Figure content listings:
-- Start --

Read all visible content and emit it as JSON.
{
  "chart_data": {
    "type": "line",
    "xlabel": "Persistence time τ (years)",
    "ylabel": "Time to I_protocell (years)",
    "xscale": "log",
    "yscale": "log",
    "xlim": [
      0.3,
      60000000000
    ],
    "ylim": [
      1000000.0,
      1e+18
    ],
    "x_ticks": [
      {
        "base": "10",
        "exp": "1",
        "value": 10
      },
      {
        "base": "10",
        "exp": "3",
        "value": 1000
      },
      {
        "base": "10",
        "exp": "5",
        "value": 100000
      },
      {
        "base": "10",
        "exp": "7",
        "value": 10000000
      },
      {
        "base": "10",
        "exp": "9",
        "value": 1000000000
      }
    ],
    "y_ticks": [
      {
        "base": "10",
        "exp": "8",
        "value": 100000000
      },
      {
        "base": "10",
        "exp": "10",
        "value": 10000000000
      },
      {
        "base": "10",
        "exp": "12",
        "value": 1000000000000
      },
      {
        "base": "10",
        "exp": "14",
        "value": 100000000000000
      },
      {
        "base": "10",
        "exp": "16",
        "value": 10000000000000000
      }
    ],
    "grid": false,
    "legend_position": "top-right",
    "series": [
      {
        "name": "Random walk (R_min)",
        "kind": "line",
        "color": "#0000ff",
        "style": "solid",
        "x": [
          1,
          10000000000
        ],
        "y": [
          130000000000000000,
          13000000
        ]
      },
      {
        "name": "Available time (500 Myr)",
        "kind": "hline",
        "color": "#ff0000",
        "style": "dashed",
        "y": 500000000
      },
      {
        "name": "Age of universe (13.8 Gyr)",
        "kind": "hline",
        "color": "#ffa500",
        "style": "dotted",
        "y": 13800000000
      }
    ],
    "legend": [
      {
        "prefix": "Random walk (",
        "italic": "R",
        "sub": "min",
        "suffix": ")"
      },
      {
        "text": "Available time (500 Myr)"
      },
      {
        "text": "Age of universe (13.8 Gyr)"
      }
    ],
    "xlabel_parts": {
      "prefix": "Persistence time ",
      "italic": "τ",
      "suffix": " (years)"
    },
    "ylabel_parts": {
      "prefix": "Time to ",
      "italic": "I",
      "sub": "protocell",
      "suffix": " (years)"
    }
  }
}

-- End --

WHAT YOU SHOULD DO:
All of the data above should be transcribed exactly.

FINISHED TASK:
Read all visible content and emit it as JSON.
{
  "chart_data": {
    "type": "line",
    "xlabel": "Persistence time τ (years)",
    "ylabel": "Time to I_protocell (years)",
    "xscale": "log",
    "yscale": "log",
    "xlim": [
      0.3,
      60000000000
    ],
    "ylim": [
      1000000.0,
      1e+18
    ],
    "x_ticks": [
      {
        "base": "10",
        "exp": "1",
        "value": 10
      },
      {
        "base": "10",
        "exp": "3",
        "value": 1000
      },
      {
        "base": "10",
        "exp": "5",
        "value": 100000
      },
      {
        "base": "10",
        "exp": "7",
        "value": 10000000
      },
      {
        "base": "10",
        "exp": "9",
        "value": 1000000000
      }
    ],
    "y_ticks": [
      {
        "base": "10",
        "exp": "8",
        "value": 100000000
      },
      {
        "base": "10",
        "exp": "10",
        "value": 10000000000
      },
      {
        "base": "10",
        "exp": "12",
        "value": 1000000000000
      },
      {
        "base": "10",
        "exp": "14",
        "value": 100000000000000
      },
      {
        "base": "10",
        "exp": "16",
        "value": 10000000000000000
      }
    ],
    "grid": false,
    "legend_position": "top-right",
    "series": [
      {
        "name": "Random walk (R_min)",
        "kind": "line",
        "color": "#0000ff",
        "style": "solid",
        "x": [
          1,
          10000000000
        ],
        "y": [
          130000000000000000,
          13000000
        ]
      },
      {
        "name": "Available time (500 Myr)",
        "kind": "hline",
        "color": "#ff0000",
        "style": "dashed",
        "y": 500000000
      },
      {
        "name": "Age of universe (13.8 Gyr)",
        "kind": "hline",
        "color": "#ffa500",
        "style": "dotted",
        "y": 13800000000
      }
    ],
    "legend": [
      {
        "prefix": "Random walk (",
        "italic": "R",
        "sub": "min",
        "suffix": ")"
      },
      {
        "text": "Available time (500 Myr)"
      },
      {
        "text": "Age of universe (13.8 Gyr)"
      }
    ],
    "xlabel_parts": {
      "prefix": "Persistence time ",
      "italic": "τ",
      "suffix": " (years)"
    },
    "ylabel_parts": {
      "prefix": "Time to ",
      "italic": "I",
      "sub": "protocell",
      "suffix": " (years)"
    }
  }
}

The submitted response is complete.